EXTRACTED MATERIAL:
*-*-*
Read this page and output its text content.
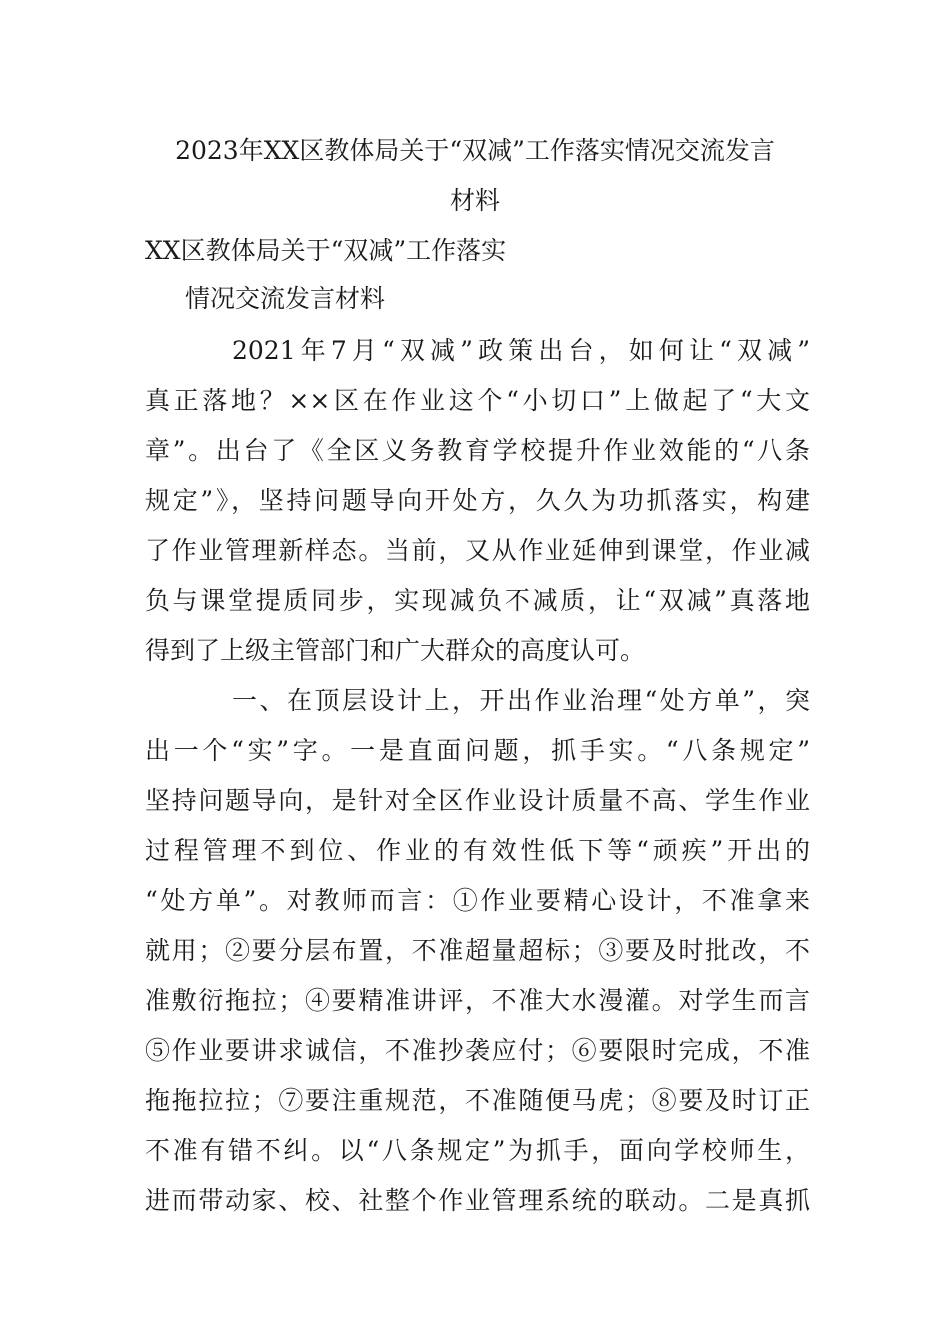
2023年XX区教体局关于“双减”工作落实情况交流发言
材料
XX区教体局关于“双减”工作落实
情况交流发言材料
2021年7月“双减”政策出台，如何让“双减”
真正落地？××区在作业这个“小切口”上做起了“大文
章”。出台了《全区义务教育学校提升作业效能的“八条
规定”》，坚持问题导向开处方，久久为功抓落实，构建
了作业管理新样态。当前，又从作业延伸到课堂，作业减
负与课堂提质同步，实现减负不减质，让“双减”真落地
得到了上级主管部门和广大群众的高度认可。
一、在顶层设计上，开出作业治理“处方单”，突
出一个“实”字。一是直面问题，抓手实。“八条规定”
坚持问题导向，是针对全区作业设计质量不高、学生作业
过程管理不到位、作业的有效性低下等“顽疾”开出的
“处方单”。对教师而言：①作业要精心设计，不准拿来
就用；②要分层布置，不准超量超标；③要及时批改，不
准敷衍拖拉；④要精准讲评，不准大水漫灌。对学生而言
⑤作业要讲求诚信，不准抄袭应付；⑥要限时完成，不准
拖拖拉拉；⑦要注重规范，不准随便马虎；⑧要及时订正
不准有错不纠。以“八条规定”为抓手，面向学校师生，
进而带动家、校、社整个作业管理系统的联动。二是真抓
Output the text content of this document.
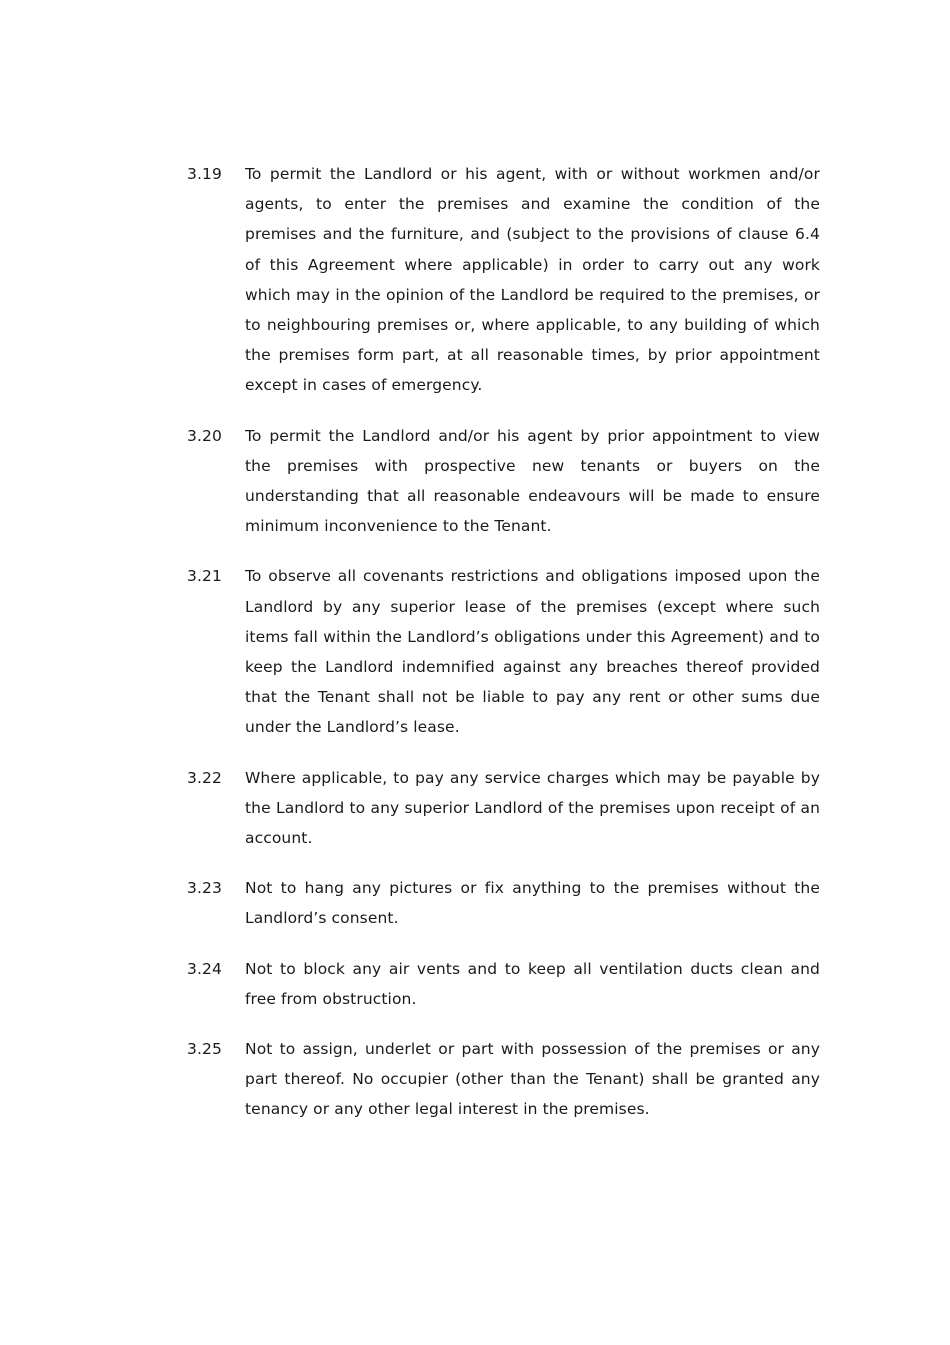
3.19	To permit the Landlord or his agent, with or without workmen and/or agents, to enter the premises and examine the condition of the premises and the furniture, and (subject to the provisions of clause 6.4 of this Agreement where applicable) in order to carry out any work which may in the opinion of the Landlord be required to the premises, or to neighbouring premises or, where applicable, to any building of which the premises form part, at all reasonable times, by prior appointment except in cases of emergency.
3.20	To permit the Landlord and/or his agent by prior appointment to view the premises with prospective new tenants or buyers on the understanding that all reasonable endeavours will be made to ensure minimum inconvenience to the Tenant.
3.21	To observe all covenants restrictions and obligations imposed upon the Landlord by any superior lease of the premises (except where such items fall within the Landlord’s obligations under this Agreement) and to keep the Landlord indemnified against any breaches thereof provided that the Tenant shall not be liable to pay any rent or other sums due under the Landlord’s lease.
3.22	Where applicable, to pay any service charges which may be payable by the Landlord to any superior Landlord of the premises upon receipt of an account.
3.23	Not to hang any pictures or fix anything to the premises without the Landlord’s consent.
3.24	Not to block any air vents and to keep all ventilation ducts clean and free from obstruction.
3.25	Not to assign, underlet or part with possession of the premises or any part thereof. No occupier (other than the Tenant) shall be granted any tenancy or any other legal interest in the premises.
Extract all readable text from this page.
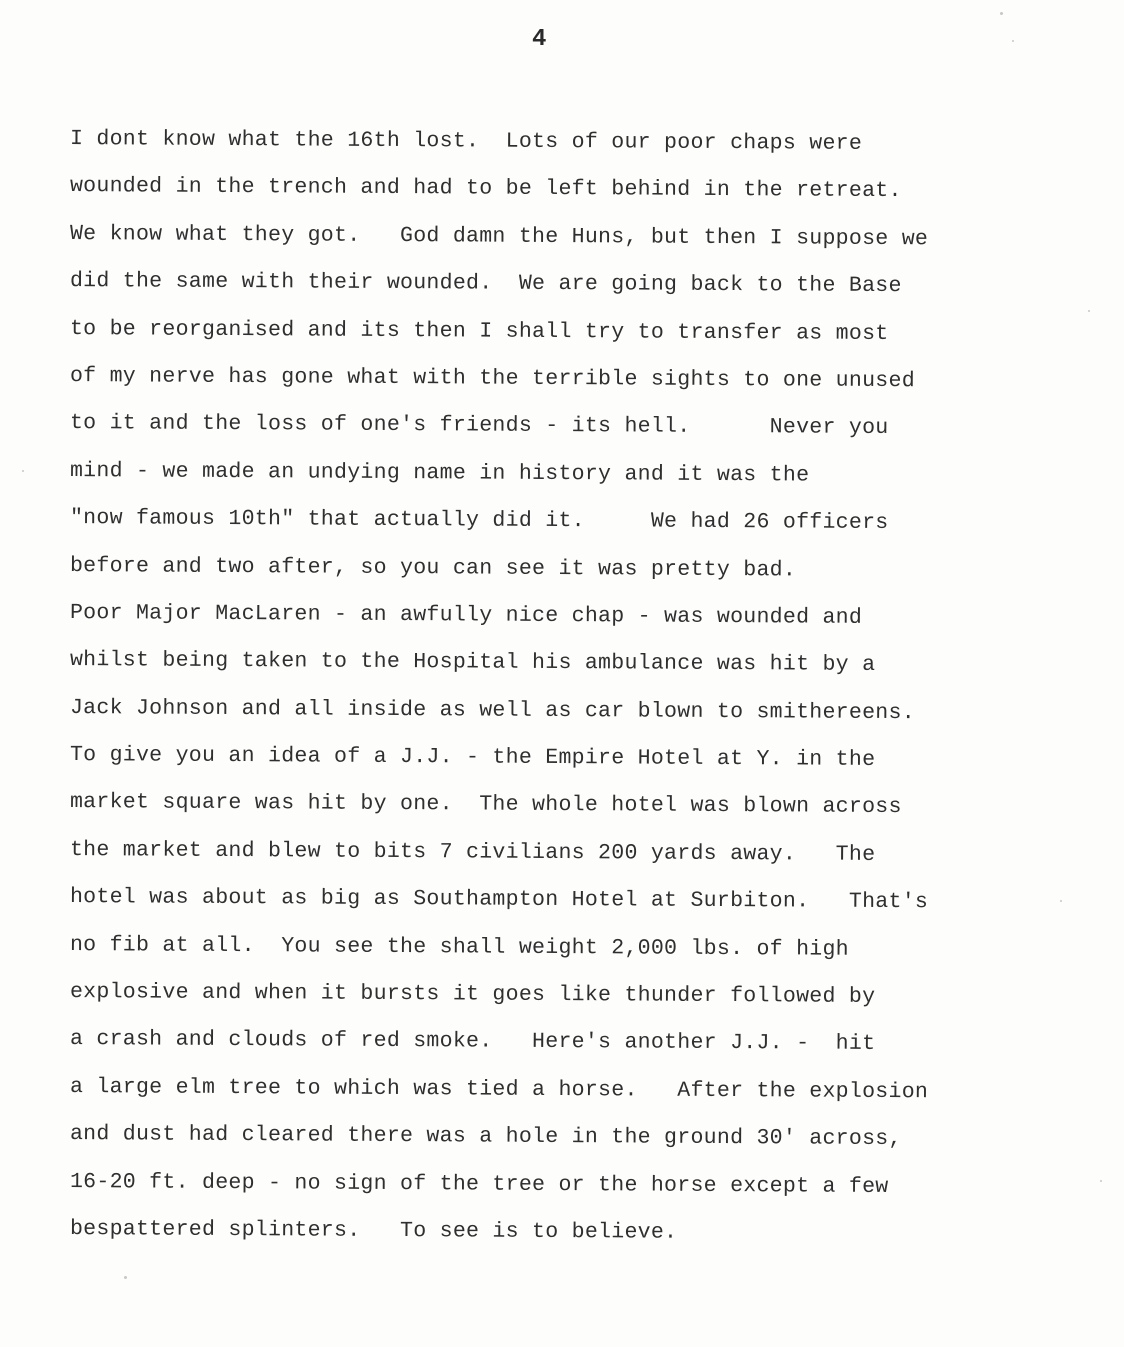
4
I dont know what the 16th lost.  Lots of our poor chaps were
wounded in the trench and had to be left behind in the retreat.
We know what they got.   God damn the Huns, but then I suppose we
did the same with their wounded.  We are going back to the Base
to be reorganised and its then I shall try to transfer as most
of my nerve has gone what with the terrible sights to one unused
to it and the loss of one's friends - its hell.      Never you
mind - we made an undying name in history and it was the
"now famous 10th" that actually did it.     We had 26 officers
before and two after, so you can see it was pretty bad.
Poor Major MacLaren - an awfully nice chap - was wounded and
whilst being taken to the Hospital his ambulance was hit by a
Jack Johnson and all inside as well as car blown to smithereens.
To give you an idea of a J.J. - the Empire Hotel at Y. in the
market square was hit by one.  The whole hotel was blown across
the market and blew to bits 7 civilians 200 yards away.   The
hotel was about as big as Southampton Hotel at Surbiton.   That's
no fib at all.  You see the shall weight 2,000 lbs. of high
explosive and when it bursts it goes like thunder followed by
a crash and clouds of red smoke.   Here's another J.J. -  hit
a large elm tree to which was tied a horse.   After the explosion
and dust had cleared there was a hole in the ground 30' across,
16-20 ft. deep - no sign of the tree or the horse except a few
bespattered splinters.   To see is to believe.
*-*-*
The pictures in the entries should be left out; output everything else exactly.

WRITTEN SOLUTION:
Read this page and output its text content.
2023年XX区教体局关于“双减”工作落实情况交流发言
材料
XX区教体局关于“双减”工作落实
情况交流发言材料
2021年7月“双减”政策出台，如何让“双减”
真正落地？××区在作业这个“小切口”上做起了“大文
章”。出台了《全区义务教育学校提升作业效能的“八条
规定”》，坚持问题导向开处方，久久为功抓落实，构建
了作业管理新样态。当前，又从作业延伸到课堂，作业减
负与课堂提质同步，实现减负不减质，让“双减”真落地
得到了上级主管部门和广大群众的高度认可。
一、在顶层设计上，开出作业治理“处方单”，突
出一个“实”字。一是直面问题，抓手实。“八条规定”
坚持问题导向，是针对全区作业设计质量不高、学生作业
过程管理不到位、作业的有效性低下等“顽疾”开出的
“处方单”。对教师而言：①作业要精心设计，不准拿来
就用；②要分层布置，不准超量超标；③要及时批改，不
准敷衍拖拉；④要精准讲评，不准大水漫灌。对学生而言
⑤作业要讲求诚信，不准抄袭应付；⑥要限时完成，不准
拖拖拉拉；⑦要注重规范，不准随便马虎；⑧要及时订正
不准有错不纠。以“八条规定”为抓手，面向学校师生，
进而带动家、校、社整个作业管理系统的联动。二是真抓
Output the text content of this document.
3.19	To permit the Landlord or his agent, with or without workmen and/or agents, to enter the premises and examine the condition of the premises and the furniture, and (subject to the provisions of clause 6.4 of this Agreement where applicable) in order to carry out any work which may in the opinion of the Landlord be required to the premises, or to neighbouring premises or, where applicable, to any building of which the premises form part, at all reasonable times, by prior appointment except in cases of emergency.
3.20	To permit the Landlord and/or his agent by prior appointment to view the premises with prospective new tenants or buyers on the understanding that all reasonable endeavours will be made to ensure minimum inconvenience to the Tenant.
3.21	To observe all covenants restrictions and obligations imposed upon the Landlord by any superior lease of the premises (except where such items fall within the Landlord’s obligations under this Agreement) and to keep the Landlord indemnified against any breaches thereof provided that the Tenant shall not be liable to pay any rent or other sums due under the Landlord’s lease.
3.22	Where applicable, to pay any service charges which may be payable by the Landlord to any superior Landlord of the premises upon receipt of an account.
3.23	Not to hang any pictures or fix anything to the premises without the Landlord’s consent.
3.24	Not to block any air vents and to keep all ventilation ducts clean and free from obstruction.
3.25	Not to assign, underlet or part with possession of the premises or any part thereof. No occupier (other than the Tenant) shall be granted any tenancy or any other legal interest in the premises.
Extract all readable text from this page.
4
I dont know what the 16th lost.  Lots of our poor chaps were
wounded in the trench and had to be left behind in the retreat.
We know what they got.   God damn the Huns, but then I suppose we
did the same with their wounded.  We are going back to the Base
to be reorganised and its then I shall try to transfer as most
of my nerve has gone what with the terrible sights to one unused
to it and the loss of one's friends - its hell.      Never you
mind - we made an undying name in history and it was the
"now famous 10th" that actually did it.     We had 26 officers
before and two after, so you can see it was pretty bad.
Poor Major MacLaren - an awfully nice chap - was wounded and
whilst being taken to the Hospital his ambulance was hit by a
Jack Johnson and all inside as well as car blown to smithereens.
To give you an idea of a J.J. - the Empire Hotel at Y. in the
market square was hit by one.  The whole hotel was blown across
the market and blew to bits 7 civilians 200 yards away.   The
hotel was about as big as Southampton Hotel at Surbiton.   That's
no fib at all.  You see the shall weight 2,000 lbs. of high
explosive and when it bursts it goes like thunder followed by
a crash and clouds of red smoke.   Here's another J.J. -  hit
a large elm tree to which was tied a horse.   After the explosion
and dust had cleared there was a hole in the ground 30' across,
16-20 ft. deep - no sign of the tree or the horse except a few
bespattered splinters.   To see is to believe.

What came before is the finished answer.